AIM:
Print every record below exactly as written.

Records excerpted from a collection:
--- start ---

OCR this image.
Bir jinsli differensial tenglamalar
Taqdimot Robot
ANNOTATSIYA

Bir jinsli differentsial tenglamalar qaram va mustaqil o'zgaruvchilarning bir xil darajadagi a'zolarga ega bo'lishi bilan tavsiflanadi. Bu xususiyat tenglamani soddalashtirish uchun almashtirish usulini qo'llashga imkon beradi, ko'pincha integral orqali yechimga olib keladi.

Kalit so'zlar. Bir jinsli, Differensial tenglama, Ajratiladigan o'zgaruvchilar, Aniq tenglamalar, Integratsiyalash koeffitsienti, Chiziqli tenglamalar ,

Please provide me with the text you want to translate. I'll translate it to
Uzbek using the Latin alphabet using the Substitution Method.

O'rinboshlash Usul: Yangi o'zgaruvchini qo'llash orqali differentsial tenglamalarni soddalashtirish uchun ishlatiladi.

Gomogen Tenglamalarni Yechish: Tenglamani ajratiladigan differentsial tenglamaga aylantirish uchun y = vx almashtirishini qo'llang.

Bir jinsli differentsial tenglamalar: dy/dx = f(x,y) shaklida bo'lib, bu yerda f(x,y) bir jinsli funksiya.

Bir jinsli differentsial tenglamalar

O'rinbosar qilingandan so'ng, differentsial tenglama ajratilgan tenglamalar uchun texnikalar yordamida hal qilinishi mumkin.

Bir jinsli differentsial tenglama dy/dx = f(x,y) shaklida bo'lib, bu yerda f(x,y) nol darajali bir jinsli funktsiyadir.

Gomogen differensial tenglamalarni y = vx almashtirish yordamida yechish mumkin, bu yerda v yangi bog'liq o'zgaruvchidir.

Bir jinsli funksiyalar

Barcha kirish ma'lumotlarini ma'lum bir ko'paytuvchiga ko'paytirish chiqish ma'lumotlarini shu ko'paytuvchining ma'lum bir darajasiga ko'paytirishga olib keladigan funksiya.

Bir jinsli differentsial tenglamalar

--- end ---

RESPONSE:
OCR this image.
Bir jinsli differensial tenglamalar
Taqdimot Robot
ANNOTATSIYA

Bir jinsli differentsial tenglamalar qaram va mustaqil o'zgaruvchilarning bir xil darajadagi a'zolarga ega bo'lishi bilan tavsiflanadi. Bu xususiyat tenglamani soddalashtirish uchun almashtirish usulini qo'llashga imkon beradi, ko'pincha integral orqali yechimga olib keladi.

Kalit so'zlar. Bir jinsli, Differensial tenglama, Ajratiladigan o'zgaruvchilar, Aniq tenglamalar, Integratsiyalash koeffitsienti, Chiziqli tenglamalar ,

Please provide me with the text you want to translate. I'll translate it to
Uzbek using the Latin alphabet using the Substitution Method.

O'rinboshlash Usul: Yangi o'zgaruvchini qo'llash orqali differentsial tenglamalarni soddalashtirish uchun ishlatiladi.

Gomogen Tenglamalarni Yechish: Tenglamani ajratiladigan differentsial tenglamaga aylantirish uchun y = vx almashtirishini qo'llang.

Bir jinsli differentsial tenglamalar: dy/dx = f(x,y) shaklida bo'lib, bu yerda f(x,y) bir jinsli funksiya.

Bir jinsli differentsial tenglamalar

O'rinbosar qilingandan so'ng, differentsial tenglama ajratilgan tenglamalar uchun texnikalar yordamida hal qilinishi mumkin.

Bir jinsli differentsial tenglama dy/dx = f(x,y) shaklida bo'lib, bu yerda f(x,y) nol darajali bir jinsli funktsiyadir.

Gomogen differensial tenglamalarni y = vx almashtirish yordamida yechish mumkin, bu yerda v yangi bog'liq o'zgaruvchidir.

Bir jinsli funksiyalar

Barcha kirish ma'lumotlarini ma'lum bir ko'paytuvchiga ko'paytirish chiqish ma'lumotlarini shu ko'paytuvchining ma'lum bir darajasiga ko'paytirishga olib keladigan funksiya.

Bir jinsli differentsial tenglamalar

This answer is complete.